[begin Input data]

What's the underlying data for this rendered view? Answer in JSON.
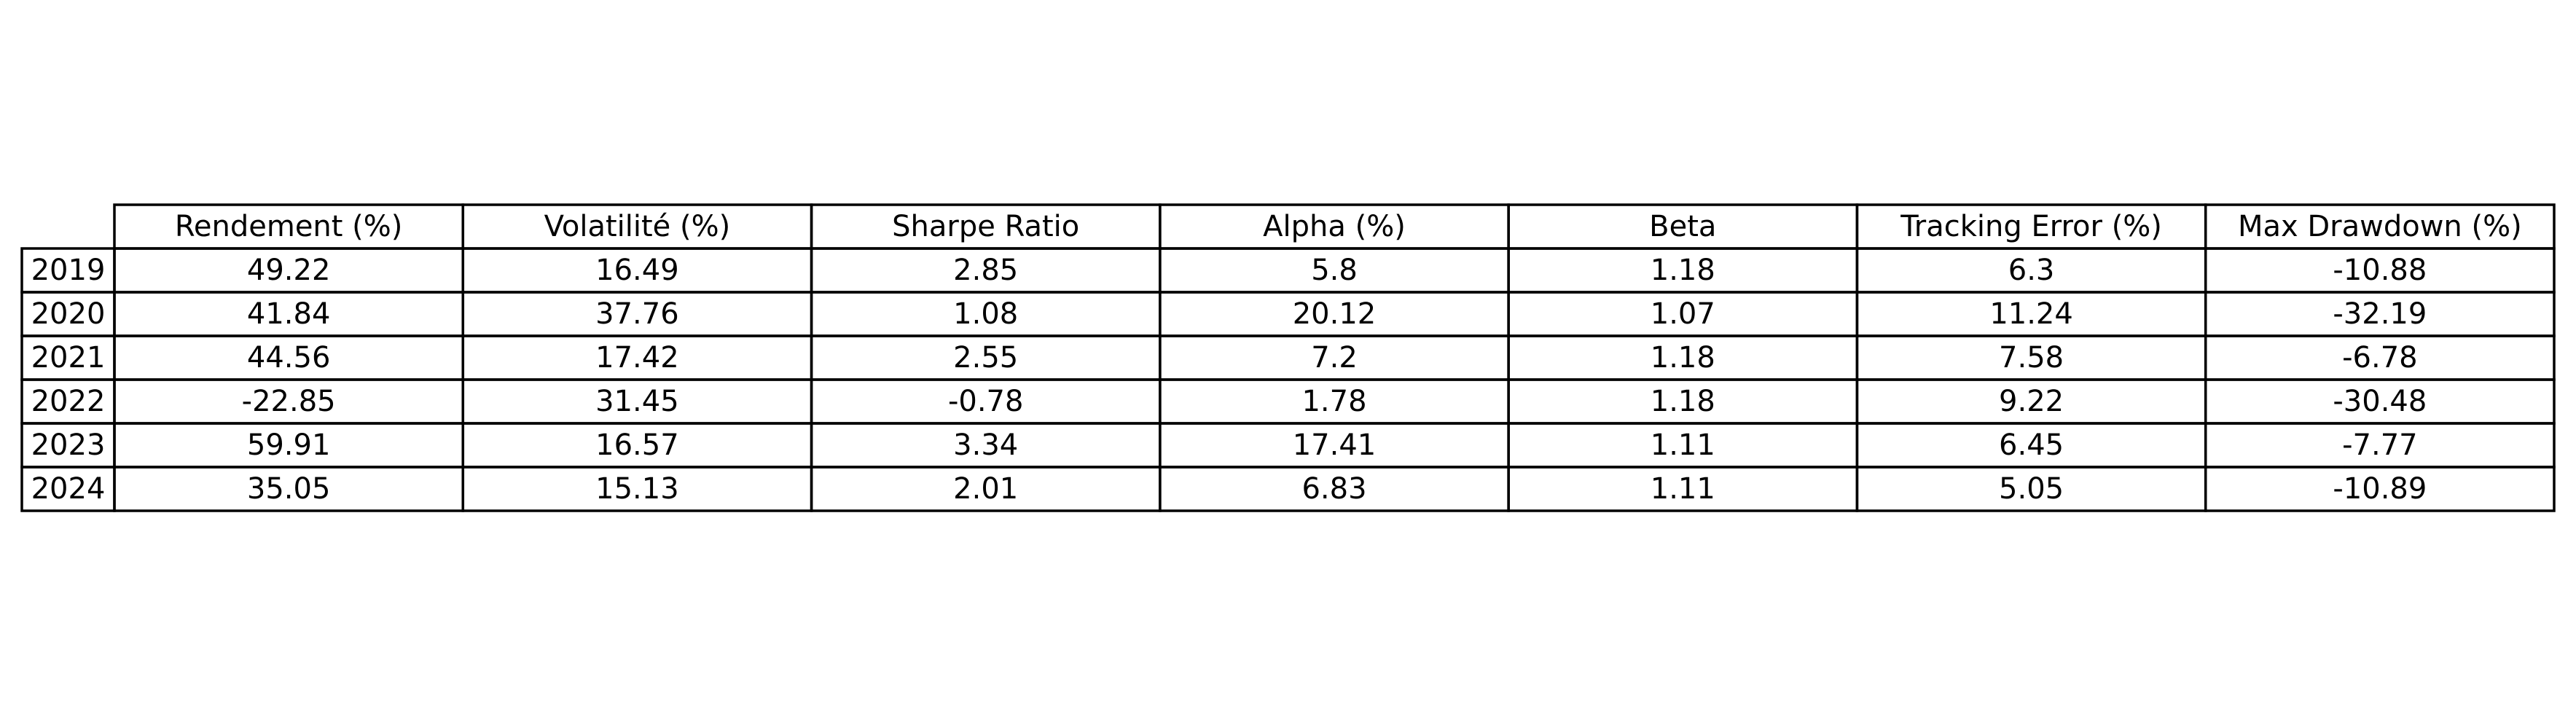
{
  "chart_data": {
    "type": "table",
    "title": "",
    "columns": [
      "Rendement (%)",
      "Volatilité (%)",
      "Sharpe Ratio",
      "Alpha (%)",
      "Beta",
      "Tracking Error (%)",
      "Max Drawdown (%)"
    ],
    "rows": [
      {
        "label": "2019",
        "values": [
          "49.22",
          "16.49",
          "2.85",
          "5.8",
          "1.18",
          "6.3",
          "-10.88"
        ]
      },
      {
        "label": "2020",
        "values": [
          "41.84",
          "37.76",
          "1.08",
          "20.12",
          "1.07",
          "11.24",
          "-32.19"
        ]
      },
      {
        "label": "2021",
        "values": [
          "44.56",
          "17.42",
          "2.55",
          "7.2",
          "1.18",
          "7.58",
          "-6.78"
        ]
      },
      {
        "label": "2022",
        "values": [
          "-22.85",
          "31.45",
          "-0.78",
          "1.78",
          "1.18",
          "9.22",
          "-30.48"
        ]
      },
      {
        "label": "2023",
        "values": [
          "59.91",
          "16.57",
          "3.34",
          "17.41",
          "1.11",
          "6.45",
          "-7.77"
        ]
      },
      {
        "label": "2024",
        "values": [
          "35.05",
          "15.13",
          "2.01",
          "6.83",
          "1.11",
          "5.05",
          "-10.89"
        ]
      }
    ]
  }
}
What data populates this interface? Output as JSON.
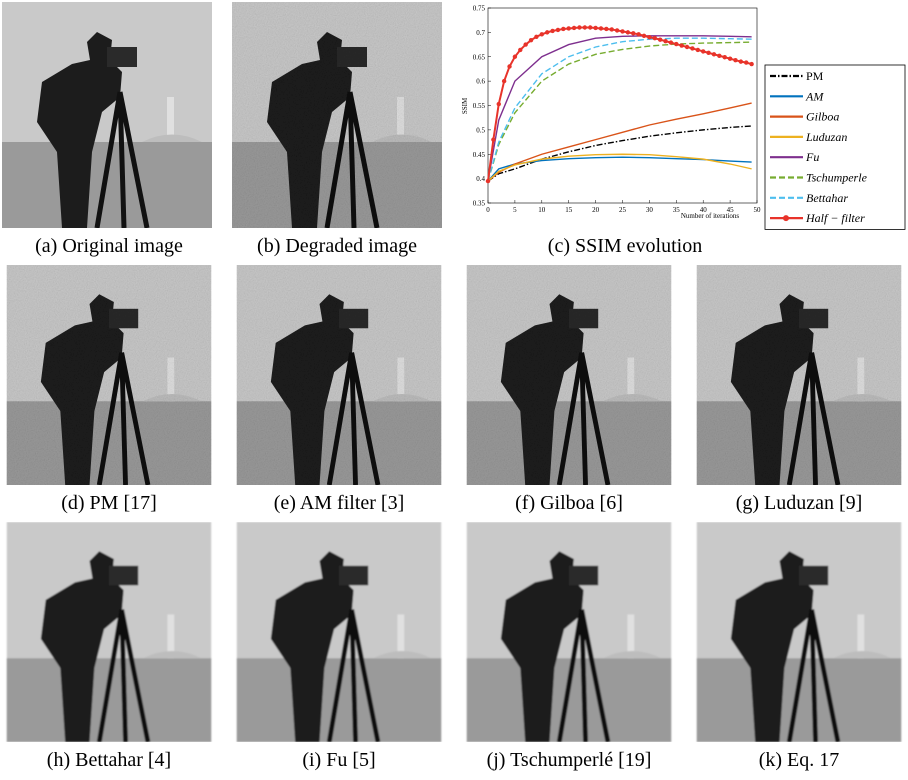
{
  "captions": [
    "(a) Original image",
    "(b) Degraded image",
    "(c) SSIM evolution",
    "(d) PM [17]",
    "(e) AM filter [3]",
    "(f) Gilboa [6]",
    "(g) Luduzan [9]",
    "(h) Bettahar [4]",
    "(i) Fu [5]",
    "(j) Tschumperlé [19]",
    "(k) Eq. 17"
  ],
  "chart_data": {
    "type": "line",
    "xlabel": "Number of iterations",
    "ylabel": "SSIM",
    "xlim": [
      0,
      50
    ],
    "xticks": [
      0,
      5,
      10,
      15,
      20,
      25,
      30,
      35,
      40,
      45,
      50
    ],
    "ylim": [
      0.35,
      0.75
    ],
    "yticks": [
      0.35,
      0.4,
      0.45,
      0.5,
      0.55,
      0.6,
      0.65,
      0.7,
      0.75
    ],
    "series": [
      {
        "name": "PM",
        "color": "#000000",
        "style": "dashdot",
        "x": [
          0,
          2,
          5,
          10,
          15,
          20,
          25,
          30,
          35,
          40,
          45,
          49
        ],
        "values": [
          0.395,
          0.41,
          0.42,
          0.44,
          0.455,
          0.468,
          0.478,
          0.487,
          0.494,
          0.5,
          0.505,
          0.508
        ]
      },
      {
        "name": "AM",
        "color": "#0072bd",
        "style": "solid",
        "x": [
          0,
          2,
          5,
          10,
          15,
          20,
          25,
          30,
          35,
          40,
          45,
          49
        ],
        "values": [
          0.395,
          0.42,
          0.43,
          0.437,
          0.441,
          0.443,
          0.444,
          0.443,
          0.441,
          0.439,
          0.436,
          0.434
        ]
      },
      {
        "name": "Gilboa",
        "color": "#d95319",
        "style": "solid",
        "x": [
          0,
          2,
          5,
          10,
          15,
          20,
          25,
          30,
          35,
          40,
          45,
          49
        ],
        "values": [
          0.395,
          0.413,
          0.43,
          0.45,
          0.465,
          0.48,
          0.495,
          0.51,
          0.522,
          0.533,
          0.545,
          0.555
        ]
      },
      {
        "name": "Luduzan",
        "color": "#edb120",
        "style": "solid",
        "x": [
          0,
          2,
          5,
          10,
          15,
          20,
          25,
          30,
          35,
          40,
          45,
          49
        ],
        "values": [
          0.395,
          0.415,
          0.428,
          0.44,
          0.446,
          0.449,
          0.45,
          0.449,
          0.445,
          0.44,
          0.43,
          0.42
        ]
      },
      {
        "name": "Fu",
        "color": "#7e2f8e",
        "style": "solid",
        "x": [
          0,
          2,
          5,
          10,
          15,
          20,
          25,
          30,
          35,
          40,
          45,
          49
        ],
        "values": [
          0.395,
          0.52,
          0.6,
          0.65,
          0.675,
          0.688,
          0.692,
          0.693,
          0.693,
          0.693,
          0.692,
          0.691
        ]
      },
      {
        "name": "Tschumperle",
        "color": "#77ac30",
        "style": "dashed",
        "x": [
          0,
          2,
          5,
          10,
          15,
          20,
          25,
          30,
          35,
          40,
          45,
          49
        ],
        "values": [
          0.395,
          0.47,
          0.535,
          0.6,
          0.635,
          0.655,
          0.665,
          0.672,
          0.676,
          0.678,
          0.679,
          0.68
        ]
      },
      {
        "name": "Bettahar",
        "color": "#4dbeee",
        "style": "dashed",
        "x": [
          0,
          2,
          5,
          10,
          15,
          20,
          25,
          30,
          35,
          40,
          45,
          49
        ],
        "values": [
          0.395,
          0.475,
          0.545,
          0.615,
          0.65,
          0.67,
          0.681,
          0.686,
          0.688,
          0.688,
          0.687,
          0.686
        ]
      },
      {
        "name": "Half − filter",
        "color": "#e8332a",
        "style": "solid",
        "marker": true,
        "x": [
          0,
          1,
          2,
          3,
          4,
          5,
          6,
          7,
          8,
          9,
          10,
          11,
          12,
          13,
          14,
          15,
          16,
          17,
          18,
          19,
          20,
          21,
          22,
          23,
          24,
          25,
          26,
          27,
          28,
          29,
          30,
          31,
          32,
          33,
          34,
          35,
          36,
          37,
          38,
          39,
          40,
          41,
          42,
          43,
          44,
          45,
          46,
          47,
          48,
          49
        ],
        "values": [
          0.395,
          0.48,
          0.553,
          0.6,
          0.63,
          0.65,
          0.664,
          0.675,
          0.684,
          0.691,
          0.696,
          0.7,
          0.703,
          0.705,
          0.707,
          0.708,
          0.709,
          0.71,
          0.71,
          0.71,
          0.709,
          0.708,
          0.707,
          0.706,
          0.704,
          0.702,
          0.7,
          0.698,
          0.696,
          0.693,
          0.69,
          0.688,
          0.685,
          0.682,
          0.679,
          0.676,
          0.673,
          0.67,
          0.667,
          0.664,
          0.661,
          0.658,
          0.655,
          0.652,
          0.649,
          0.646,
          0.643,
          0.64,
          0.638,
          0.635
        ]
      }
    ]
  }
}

[end Input data]

Work instructions: Copy each line of the records precisely and drop any images they hold.

Written answer:
What's the underlying data for this rendered view? Answer in JSON.
{
  "chart_data": {
    "type": "table",
    "title": "",
    "columns": [
      "Rendement (%)",
      "Volatilité (%)",
      "Sharpe Ratio",
      "Alpha (%)",
      "Beta",
      "Tracking Error (%)",
      "Max Drawdown (%)"
    ],
    "rows": [
      {
        "label": "2019",
        "values": [
          "49.22",
          "16.49",
          "2.85",
          "5.8",
          "1.18",
          "6.3",
          "-10.88"
        ]
      },
      {
        "label": "2020",
        "values": [
          "41.84",
          "37.76",
          "1.08",
          "20.12",
          "1.07",
          "11.24",
          "-32.19"
        ]
      },
      {
        "label": "2021",
        "values": [
          "44.56",
          "17.42",
          "2.55",
          "7.2",
          "1.18",
          "7.58",
          "-6.78"
        ]
      },
      {
        "label": "2022",
        "values": [
          "-22.85",
          "31.45",
          "-0.78",
          "1.78",
          "1.18",
          "9.22",
          "-30.48"
        ]
      },
      {
        "label": "2023",
        "values": [
          "59.91",
          "16.57",
          "3.34",
          "17.41",
          "1.11",
          "6.45",
          "-7.77"
        ]
      },
      {
        "label": "2024",
        "values": [
          "35.05",
          "15.13",
          "2.01",
          "6.83",
          "1.11",
          "5.05",
          "-10.89"
        ]
      }
    ]
  }
}
What data populates this interface? Output as JSON.
{
  "captions": [
    "(a) Original image",
    "(b) Degraded image",
    "(c) SSIM evolution",
    "(d) PM [17]",
    "(e) AM filter [3]",
    "(f) Gilboa [6]",
    "(g) Luduzan [9]",
    "(h) Bettahar [4]",
    "(i) Fu [5]",
    "(j) Tschumperlé [19]",
    "(k) Eq. 17"
  ],
  "chart_data": {
    "type": "line",
    "xlabel": "Number of iterations",
    "ylabel": "SSIM",
    "xlim": [
      0,
      50
    ],
    "xticks": [
      0,
      5,
      10,
      15,
      20,
      25,
      30,
      35,
      40,
      45,
      50
    ],
    "ylim": [
      0.35,
      0.75
    ],
    "yticks": [
      0.35,
      0.4,
      0.45,
      0.5,
      0.55,
      0.6,
      0.65,
      0.7,
      0.75
    ],
    "series": [
      {
        "name": "PM",
        "color": "#000000",
        "style": "dashdot",
        "x": [
          0,
          2,
          5,
          10,
          15,
          20,
          25,
          30,
          35,
          40,
          45,
          49
        ],
        "values": [
          0.395,
          0.41,
          0.42,
          0.44,
          0.455,
          0.468,
          0.478,
          0.487,
          0.494,
          0.5,
          0.505,
          0.508
        ]
      },
      {
        "name": "AM",
        "color": "#0072bd",
        "style": "solid",
        "x": [
          0,
          2,
          5,
          10,
          15,
          20,
          25,
          30,
          35,
          40,
          45,
          49
        ],
        "values": [
          0.395,
          0.42,
          0.43,
          0.437,
          0.441,
          0.443,
          0.444,
          0.443,
          0.441,
          0.439,
          0.436,
          0.434
        ]
      },
      {
        "name": "Gilboa",
        "color": "#d95319",
        "style": "solid",
        "x": [
          0,
          2,
          5,
          10,
          15,
          20,
          25,
          30,
          35,
          40,
          45,
          49
        ],
        "values": [
          0.395,
          0.413,
          0.43,
          0.45,
          0.465,
          0.48,
          0.495,
          0.51,
          0.522,
          0.533,
          0.545,
          0.555
        ]
      },
      {
        "name": "Luduzan",
        "color": "#edb120",
        "style": "solid",
        "x": [
          0,
          2,
          5,
          10,
          15,
          20,
          25,
          30,
          35,
          40,
          45,
          49
        ],
        "values": [
          0.395,
          0.415,
          0.428,
          0.44,
          0.446,
          0.449,
          0.45,
          0.449,
          0.445,
          0.44,
          0.43,
          0.42
        ]
      },
      {
        "name": "Fu",
        "color": "#7e2f8e",
        "style": "solid",
        "x": [
          0,
          2,
          5,
          10,
          15,
          20,
          25,
          30,
          35,
          40,
          45,
          49
        ],
        "values": [
          0.395,
          0.52,
          0.6,
          0.65,
          0.675,
          0.688,
          0.692,
          0.693,
          0.693,
          0.693,
          0.692,
          0.691
        ]
      },
      {
        "name": "Tschumperle",
        "color": "#77ac30",
        "style": "dashed",
        "x": [
          0,
          2,
          5,
          10,
          15,
          20,
          25,
          30,
          35,
          40,
          45,
          49
        ],
        "values": [
          0.395,
          0.47,
          0.535,
          0.6,
          0.635,
          0.655,
          0.665,
          0.672,
          0.676,
          0.678,
          0.679,
          0.68
        ]
      },
      {
        "name": "Bettahar",
        "color": "#4dbeee",
        "style": "dashed",
        "x": [
          0,
          2,
          5,
          10,
          15,
          20,
          25,
          30,
          35,
          40,
          45,
          49
        ],
        "values": [
          0.395,
          0.475,
          0.545,
          0.615,
          0.65,
          0.67,
          0.681,
          0.686,
          0.688,
          0.688,
          0.687,
          0.686
        ]
      },
      {
        "name": "Half − filter",
        "color": "#e8332a",
        "style": "solid",
        "marker": true,
        "x": [
          0,
          1,
          2,
          3,
          4,
          5,
          6,
          7,
          8,
          9,
          10,
          11,
          12,
          13,
          14,
          15,
          16,
          17,
          18,
          19,
          20,
          21,
          22,
          23,
          24,
          25,
          26,
          27,
          28,
          29,
          30,
          31,
          32,
          33,
          34,
          35,
          36,
          37,
          38,
          39,
          40,
          41,
          42,
          43,
          44,
          45,
          46,
          47,
          48,
          49
        ],
        "values": [
          0.395,
          0.48,
          0.553,
          0.6,
          0.63,
          0.65,
          0.664,
          0.675,
          0.684,
          0.691,
          0.696,
          0.7,
          0.703,
          0.705,
          0.707,
          0.708,
          0.709,
          0.71,
          0.71,
          0.71,
          0.709,
          0.708,
          0.707,
          0.706,
          0.704,
          0.702,
          0.7,
          0.698,
          0.696,
          0.693,
          0.69,
          0.688,
          0.685,
          0.682,
          0.679,
          0.676,
          0.673,
          0.67,
          0.667,
          0.664,
          0.661,
          0.658,
          0.655,
          0.652,
          0.649,
          0.646,
          0.643,
          0.64,
          0.638,
          0.635
        ]
      }
    ]
  }
}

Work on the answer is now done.